WHAT TO DO:
From the records, pick out and copy each line containing "Kürschner".

☆ ☆ ☆ ☆ ☆

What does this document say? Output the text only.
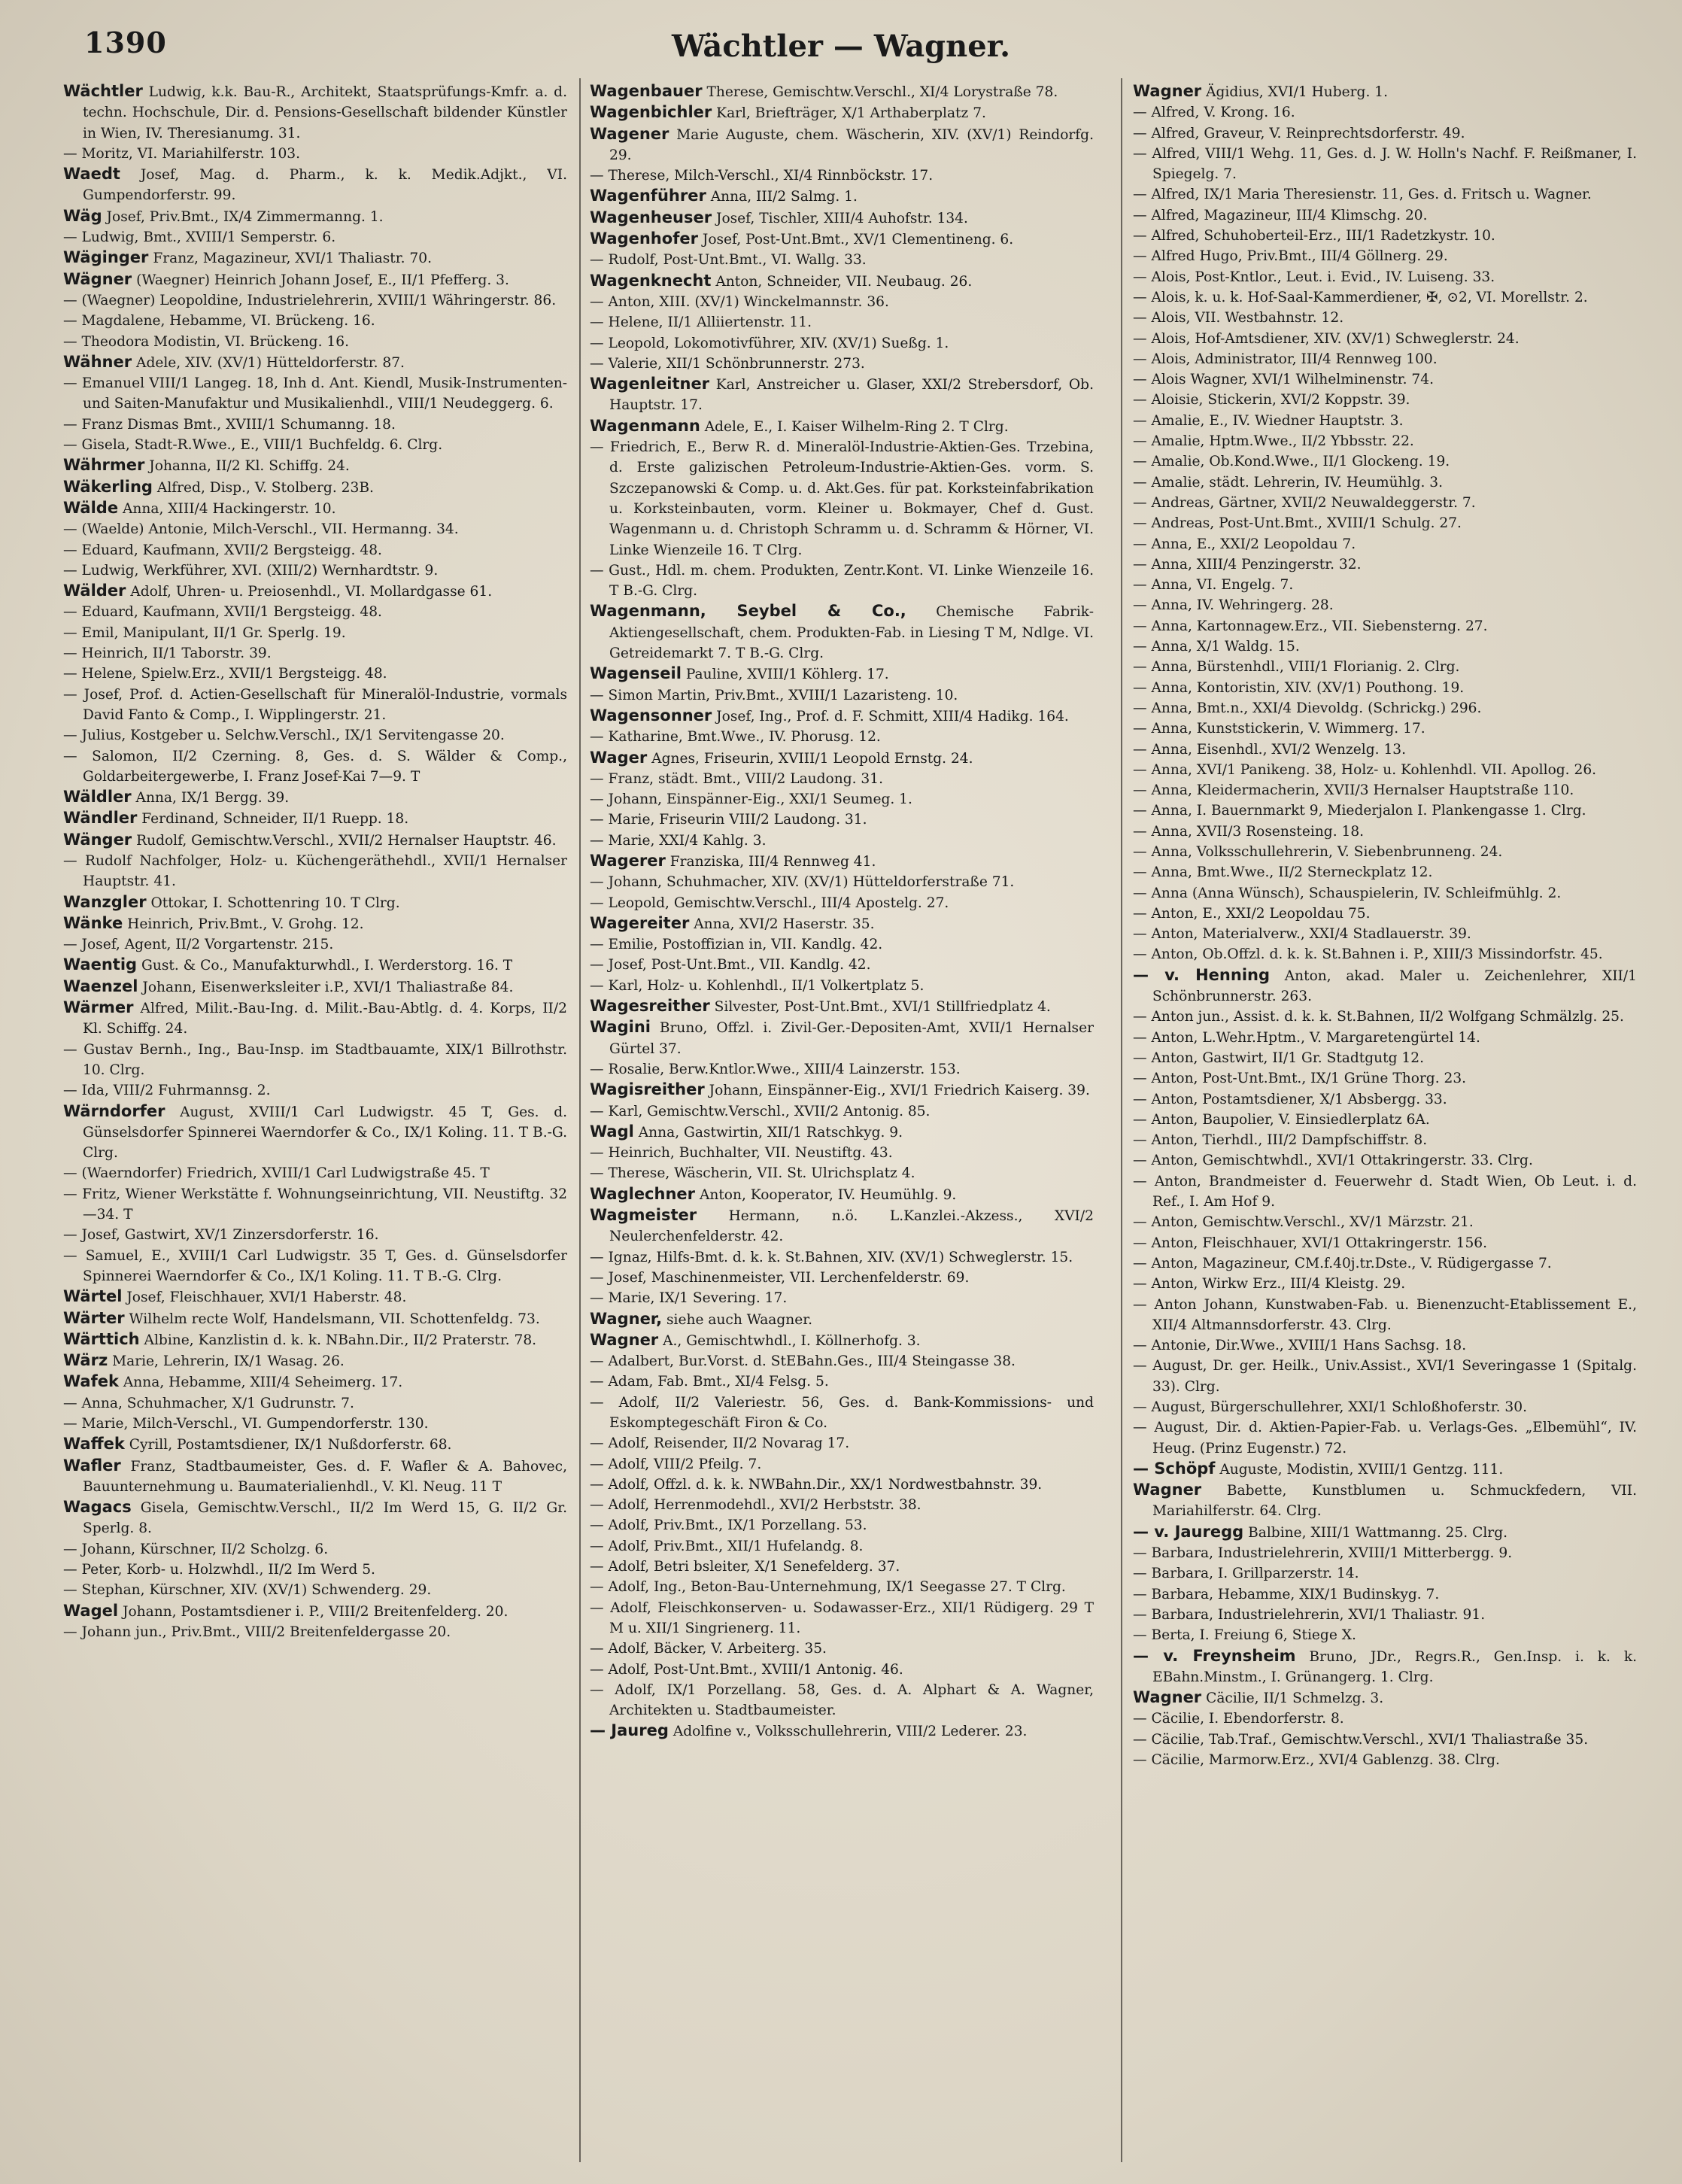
1390	Wächtler — Wagner.

Wächtler Ludwig, k.k. Bau-R., Architekt, Staatsprüfungs-Kmfr. a. d. techn. Hochschule, Dir. d. Pensions-Gesellschaft bildender Künstler in Wien, IV. Theresianumg. 31.

— Moritz, VI. Mariahilferstr. 103.

Waedt Josef, Mag. d. Pharm., k. k. Medik.Adjkt., VI. Gumpendorferstr. 99.

Wäg Josef, Priv.Bmt., IX/4 Zimmermanng. 1.

— Ludwig, Bmt., XVIII/1 Semperstr. 6.

Wäginger Franz, Magazineur, XVI/1 Thaliastr. 70.

Wägner (Waegner) Heinrich Johann Josef, E., II/1 Pfefferg. 3.

— (Waegner) Leopoldine, Industrielehrerin, XVIII/1 Währingerstr. 86.

— Magdalene, Hebamme, VI. Brückeng. 16.

— Theodora Modistin, VI. Brückeng. 16.

Wähner Adele, XIV. (XV/1) Hütteldorferstr. 87.

— Emanuel VIII/1 Langeg. 18, Inh d. Ant. Kiendl, Musik-Instrumenten- und Saiten-Manufaktur und Musikalienhdl., VIII/1 Neudeggerg. 6.

— Franz Dismas Bmt., XVIII/1 Schumanng. 18.

— Gisela, Stadt-R.Wwe., E., VIII/1 Buchfeldg. 6. Clrg.

Währmer Johanna, II/2 Kl. Schiffg. 24.

Wäkerling Alfred, Disp., V. Stolberg. 23B.

Wälde Anna, XIII/4 Hackingerstr. 10.

— (Waelde) Antonie, Milch-Verschl., VII. Hermanng. 34.

— Eduard, Kaufmann, XVII/2 Bergsteigg. 48.

— Ludwig, Werkführer, XVI. (XIII/2) Wernhardtstr. 9.

Wälder Adolf, Uhren- u. Preiosenhdl., VI. Mollardgasse 61.

— Eduard, Kaufmann, XVII/1 Bergsteigg. 48.

— Emil, Manipulant, II/1 Gr. Sperlg. 19.

— Heinrich, II/1 Taborstr. 39.

— Helene, Spielw.Erz., XVII/1 Bergsteigg. 48.

— Josef, Prof. d. Actien-Gesellschaft für Mineralöl-Industrie, vormals David Fanto & Comp., I. Wipplingerstr. 21.

— Julius, Kostgeber u. Selchw.Verschl., IX/1 Servitengasse 20.

— Salomon, II/2 Czerning. 8, Ges. d. S. Wälder & Comp., Goldarbeitergewerbe, I. Franz Josef-Kai 7—9. T

Wäldler Anna, IX/1 Bergg. 39.

Wändler Ferdinand, Schneider, II/1 Ruepp. 18.

Wänger Rudolf, Gemischtw.Verschl., XVII/2 Hernalser Hauptstr. 46.

— Rudolf Nachfolger, Holz- u. Küchengeräthehdl., XVII/1 Hernalser Hauptstr. 41.

Wanzgler Ottokar, I. Schottenring 10. T Clrg.

Wänke Heinrich, Priv.Bmt., V. Grohg. 12.

— Josef, Agent, II/2 Vorgartenstr. 215.

Waentig Gust. & Co., Manufakturwhdl., I. Werderstorg. 16. T

Waenzel Johann, Eisenwerksleiter i.P., XVI/1 Thaliastraße 84.

Wärmer Alfred, Milit.-Bau-Ing. d. Milit.-Bau-Abtlg. d. 4. Korps, II/2 Kl. Schiffg. 24.

— Gustav Bernh., Ing., Bau-Insp. im Stadtbauamte, XIX/1 Billrothstr. 10. Clrg.

— Ida, VIII/2 Fuhrmannsg. 2.

Wärndorfer August, XVIII/1 Carl Ludwigstr. 45 T, Ges. d. Günselsdorfer Spinnerei Waerndorfer & Co., IX/1 Koling. 11. T B.-G. Clrg.

— (Waerndorfer) Friedrich, XVIII/1 Carl Ludwigstraße 45. T

— Fritz, Wiener Werkstätte f. Wohnungseinrichtung, VII. Neustiftg. 32—34. T

— Josef, Gastwirt, XV/1 Zinzersdorferstr. 16.

— Samuel, E., XVIII/1 Carl Ludwigstr. 35 T, Ges. d. Günselsdorfer Spinnerei Waerndorfer & Co., IX/1 Koling. 11. T B.-G. Clrg.

Wärtel Josef, Fleischhauer, XVI/1 Haberstr. 48.

Wärter Wilhelm recte Wolf, Handelsmann, VII. Schottenfeldg. 73.

Wärttich Albine, Kanzlistin d. k. k. NBahn.Dir., II/2 Praterstr. 78.

Wärz Marie, Lehrerin, IX/1 Wasag. 26.

Wafek Anna, Hebamme, XIII/4 Seheimerg. 17.

— Anna, Schuhmacher, X/1 Gudrunstr. 7.

— Marie, Milch-Verschl., VI. Gumpendorferstr. 130.

Waffek Cyrill, Postamtsdiener, IX/1 Nußdorferstr. 68.

Wafler Franz, Stadtbaumeister, Ges. d. F. Wafler & A. Bahovec, Bauunternehmung u. Baumaterialienhdl., V. Kl. Neug. 11 T

Wagacs Gisela, Gemischtw.Verschl., II/2 Im Werd 15, G. II/2 Gr. Sperlg. 8.

— Johann, Kürschner, II/2 Scholzg. 6.

— Peter, Korb- u. Holzwhdl., II/2 Im Werd 5.

— Stephan, Kürschner, XIV. (XV/1) Schwenderg. 29.

Wagel Johann, Postamtsdiener i. P., VIII/2 Breitenfelderg. 20.

— Johann jun., Priv.Bmt., VIII/2 Breitenfeldergasse 20.

Wagenbauer Therese, Gemischtw.Verschl., XI/4 Lorystraße 78.

Wagenbichler Karl, Briefträger, X/1 Arthaberplatz 7.

Wagener Marie Auguste, chem. Wäscherin, XIV. (XV/1) Reindorfg. 29.

— Therese, Milch-Verschl., XI/4 Rinnböckstr. 17.

Wagenführer Anna, III/2 Salmg. 1.

Wagenheuser Josef, Tischler, XIII/4 Auhofstr. 134.

Wagenhofer Josef, Post-Unt.Bmt., XV/1 Clementineng. 6.

— Rudolf, Post-Unt.Bmt., VI. Wallg. 33.

Wagenknecht Anton, Schneider, VII. Neubaug. 26.

— Anton, XIII. (XV/1) Winckelmannstr. 36.

— Helene, II/1 Alliiertenstr. 11.

— Leopold, Lokomotivführer, XIV. (XV/1) Sueßg. 1.

— Valerie, XII/1 Schönbrunnerstr. 273.

Wagenleitner Karl, Anstreicher u. Glaser, XXI/2 Strebersdorf, Ob. Hauptstr. 17.

Wagenmann Adele, E., I. Kaiser Wilhelm-Ring 2. T Clrg.

— Friedrich, E., Berw R. d. Mineralöl-Industrie-Aktien-Ges. Trzebina, d. Erste galizischen Petroleum-Industrie-Aktien-Ges. vorm. S. Szczepanowski & Comp. u. d. Akt.Ges. für pat. Korksteinfabrikation u. Korksteinbauten, vorm. Kleiner u. Bokmayer, Chef d. Gust. Wagenmann u. d. Christoph Schramm u. d. Schramm & Hörner, VI. Linke Wienzeile 16. T Clrg.

— Gust., Hdl. m. chem. Produkten, Zentr.Kont. VI. Linke Wienzeile 16. T B.-G. Clrg.

Wagenmann, Seybel & Co., Chemische Fabrik-Aktiengesellschaft, chem. Produkten-Fab. in Liesing T M, Ndlge. VI. Getreidemarkt 7. T B.-G. Clrg.

Wagenseil Pauline, XVIII/1 Köhlerg. 17.

— Simon Martin, Priv.Bmt., XVIII/1 Lazaristeng. 10.

Wagensonner Josef, Ing., Prof. d. F. Schmitt, XIII/4 Hadikg. 164.

— Katharine, Bmt.Wwe., IV. Phorusg. 12.

Wager Agnes, Friseurin, XVIII/1 Leopold Ernstg. 24.

— Franz, städt. Bmt., VIII/2 Laudong. 31.

— Johann, Einspänner-Eig., XXI/1 Seumeg. 1.

— Marie, Friseurin VIII/2 Laudong. 31.

— Marie, XXI/4 Kahlg. 3.

Wagerer Franziska, III/4 Rennweg 41.

— Johann, Schuhmacher, XIV. (XV/1) Hütteldorferstraße 71.

— Leopold, Gemischtw.Verschl., III/4 Apostelg. 27.

Wagereiter Anna, XVI/2 Haserstr. 35.

— Emilie, Postoffizian in, VII. Kandlg. 42.

— Josef, Post-Unt.Bmt., VII. Kandlg. 42.

— Karl, Holz- u. Kohlenhdl., II/1 Volkertplatz 5.

Wagesreither Silvester, Post-Unt.Bmt., XVI/1 Stillfriedplatz 4.

Wagini Bruno, Offzl. i. Zivil-Ger.-Depositen-Amt, XVII/1 Hernalser Gürtel 37.

— Rosalie, Berw.Kntlor.Wwe., XIII/4 Lainzerstr. 153.

Wagisreither Johann, Einspänner-Eig., XVI/1 Friedrich Kaiserg. 39.

— Karl, Gemischtw.Verschl., XVII/2 Antonig. 85.

Wagl Anna, Gastwirtin, XII/1 Ratschkyg. 9.

— Heinrich, Buchhalter, VII. Neustiftg. 43.

— Therese, Wäscherin, VII. St. Ulrichsplatz 4.

Waglechner Anton, Kooperator, IV. Heumühlg. 9.

Wagmeister Hermann, n.ö. L.Kanzlei.-Akzess., XVI/2 Neulerchenfelderstr. 42.

— Ignaz, Hilfs-Bmt. d. k. k. St.Bahnen, XIV. (XV/1) Schweglerstr. 15.

— Josef, Maschinenmeister, VII. Lerchenfelderstr. 69.

— Marie, IX/1 Severing. 17.

Wagner, siehe auch Waagner.

Wagner A., Gemischtwhdl., I. Köllnerhofg. 3.

— Adalbert, Bur.Vorst. d. StEBahn.Ges., III/4 Steingasse 38.

— Adam, Fab. Bmt., XI/4 Felsg. 5.

— Adolf, II/2 Valeriestr. 56, Ges. d. Bank-Kommissions- und Eskomptegeschäft Firon & Co.

— Adolf, Reisender, II/2 Novarag 17.

— Adolf, VIII/2 Pfeilg. 7.

— Adolf, Offzl. d. k. k. NWBahn.Dir., XX/1 Nordwestbahnstr. 39.

— Adolf, Herrenmodehdl., XVI/2 Herbststr. 38.

— Adolf, Priv.Bmt., IX/1 Porzellang. 53.

— Adolf, Priv.Bmt., XII/1 Hufelandg. 8.

— Adolf, Betri bsleiter, X/1 Senefelderg. 37.

— Adolf, Ing., Beton-Bau-Unternehmung, IX/1 Seegasse 27. T Clrg.

— Adolf, Fleischkonserven- u. Sodawasser-Erz., XII/1 Rüdigerg. 29 T M u. XII/1 Singrienerg. 11.

— Adolf, Bäcker, V. Arbeiterg. 35.

— Adolf, Post-Unt.Bmt., XVIII/1 Antonig. 46.

— Adolf, IX/1 Porzellang. 58, Ges. d. A. Alphart & A. Wagner, Architekten u. Stadtbaumeister.

— Jaureg Adolfine v., Volksschullehrerin, VIII/2 Lederer. 23.

Wagner Ägidius, XVI/1 Huberg. 1.

— Alfred, V. Krong. 16.

— Alfred, Graveur, V. Reinprechtsdorferstr. 49.

— Alfred, VIII/1 Wehg. 11, Ges. d. J. W. Holln's Nachf. F. Reißmaner, I. Spiegelg. 7.

— Alfred, IX/1 Maria Theresienstr. 11, Ges. d. Fritsch u. Wagner.

— Alfred, Magazineur, III/4 Klimschg. 20.

— Alfred, Schuhoberteil-Erz., III/1 Radetzkystr. 10.

— Alfred Hugo, Priv.Bmt., III/4 Göllnerg. 29.

— Alois, Post-Kntlor., Leut. i. Evid., IV. Luiseng. 33.

— Alois, k. u. k. Hof-Saal-Kammerdiener, ✠, ⊙2, VI. Morellstr. 2.

— Alois, VII. Westbahnstr. 12.

— Alois, Hof-Amtsdiener, XIV. (XV/1) Schweglerstr. 24.

— Alois, Administrator, III/4 Rennweg 100.

— Alois Wagner, XVI/1 Wilhelminenstr. 74.

— Aloisie, Stickerin, XVI/2 Koppstr. 39.

— Amalie, E., IV. Wiedner Hauptstr. 3.

— Amalie, Hptm.Wwe., II/2 Ybbsstr. 22.

— Amalie, Ob.Kond.Wwe., II/1 Glockeng. 19.

— Amalie, städt. Lehrerin, IV. Heumühlg. 3.

— Andreas, Gärtner, XVII/2 Neuwaldeggerstr. 7.

— Andreas, Post-Unt.Bmt., XVIII/1 Schulg. 27.

— Anna, E., XXI/2 Leopoldau 7.

— Anna, XIII/4 Penzingerstr. 32.

— Anna, VI. Engelg. 7.

— Anna, IV. Wehringerg. 28.

— Anna, Kartonnagew.Erz., VII. Siebensterng. 27.

— Anna, X/1 Waldg. 15.

— Anna, Bürstenhdl., VIII/1 Florianig. 2. Clrg.

— Anna, Kontoristin, XIV. (XV/1) Pouthong. 19.

— Anna, Bmt.n., XXI/4 Dievoldg. (Schrickg.) 296.

— Anna, Kunststickerin, V. Wimmerg. 17.

— Anna, Eisenhdl., XVI/2 Wenzelg. 13.

— Anna, XVI/1 Panikeng. 38, Holz- u. Kohlenhdl. VII. Apollog. 26.

— Anna, Kleidermacherin, XVII/3 Hernalser Hauptstraße 110.

— Anna, I. Bauernmarkt 9, Miederjalon I. Plankengasse 1. Clrg.

— Anna, XVII/3 Rosensteing. 18.

— Anna, Volksschullehrerin, V. Siebenbrunneng. 24.

— Anna, Bmt.Wwe., II/2 Sterneckplatz 12.

— Anna (Anna Wünsch), Schauspielerin, IV. Schleifmühlg. 2.

— Anton, E., XXI/2 Leopoldau 75.

— Anton, Materialverw., XXI/4 Stadlauerstr. 39.

— Anton, Ob.Offzl. d. k. k. St.Bahnen i. P., XIII/3 Missindorfstr. 45.

— v. Henning Anton, akad. Maler u. Zeichenlehrer, XII/1 Schönbrunnerstr. 263.

— Anton jun., Assist. d. k. k. St.Bahnen, II/2 Wolfgang Schmälzlg. 25.

— Anton, L.Wehr.Hptm., V. Margaretengürtel 14.

— Anton, Gastwirt, II/1 Gr. Stadtgutg 12.

— Anton, Post-Unt.Bmt., IX/1 Grüne Thorg. 23.

— Anton, Postamtsdiener, X/1 Absbergg. 33.

— Anton, Baupolier, V. Einsiedlerplatz 6A.

— Anton, Tierhdl., III/2 Dampfschiffstr. 8.

— Anton, Gemischtwhdl., XVI/1 Ottakringerstr. 33. Clrg.

— Anton, Brandmeister d. Feuerwehr d. Stadt Wien, Ob Leut. i. d. Ref., I. Am Hof 9.

— Anton, Gemischtw.Verschl., XV/1 Märzstr. 21.

— Anton, Fleischhauer, XVI/1 Ottakringerstr. 156.

— Anton, Magazineur, CM.f.40j.tr.Dste., V. Rüdigergasse 7.

— Anton, Wirkw Erz., III/4 Kleistg. 29.

— Anton Johann, Kunstwaben-Fab. u. Bienenzucht-Etablissement E., XII/4 Altmannsdorferstr. 43. Clrg.

— Antonie, Dir.Wwe., XVIII/1 Hans Sachsg. 18.

— August, Dr. ger. Heilk., Univ.Assist., XVI/1 Severingasse 1 (Spitalg. 33). Clrg.

— August, Bürgerschullehrer, XXI/1 Schloßhoferstr. 30.

— August, Dir. d. Aktien-Papier-Fab. u. Verlags-Ges. „Elbemühl“, IV. Heug. (Prinz Eugenstr.) 72.

— Schöpf Auguste, Modistin, XVIII/1 Gentzg. 111.

Wagner Babette, Kunstblumen u. Schmuckfedern, VII. Mariahilferstr. 64. Clrg.

— v. Jauregg Balbine, XIII/1 Wattmanng. 25. Clrg.

— Barbara, Industrielehrerin, XVIII/1 Mitterbergg. 9.

— Barbara, I. Grillparzerstr. 14.

— Barbara, Hebamme, XIX/1 Budinskyg. 7.

— Barbara, Industrielehrerin, XVI/1 Thaliastr. 91.

— Berta, I. Freiung 6, Stiege X.

— v. Freynsheim Bruno, JDr., Regrs.R., Gen.Insp. i. k. k. EBahn.Minstm., I. Grünangerg. 1. Clrg.

Wagner Cäcilie, II/1 Schmelzg. 3.

— Cäcilie, I. Ebendorferstr. 8.

— Cäcilie, Tab.Traf., Gemischtw.Verschl., XVI/1 Thaliastraße 35.

— Cäcilie, Marmorw.Erz., XVI/4 Gablenzg. 38. Clrg.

☆ ☆ ☆ ☆ ☆

TASK OUTPUT:
— Johann, Kürschner, II/2 Scholzg. 6.
— Stephan, Kürschner, XIV. (XV/1) Schwenderg. 29.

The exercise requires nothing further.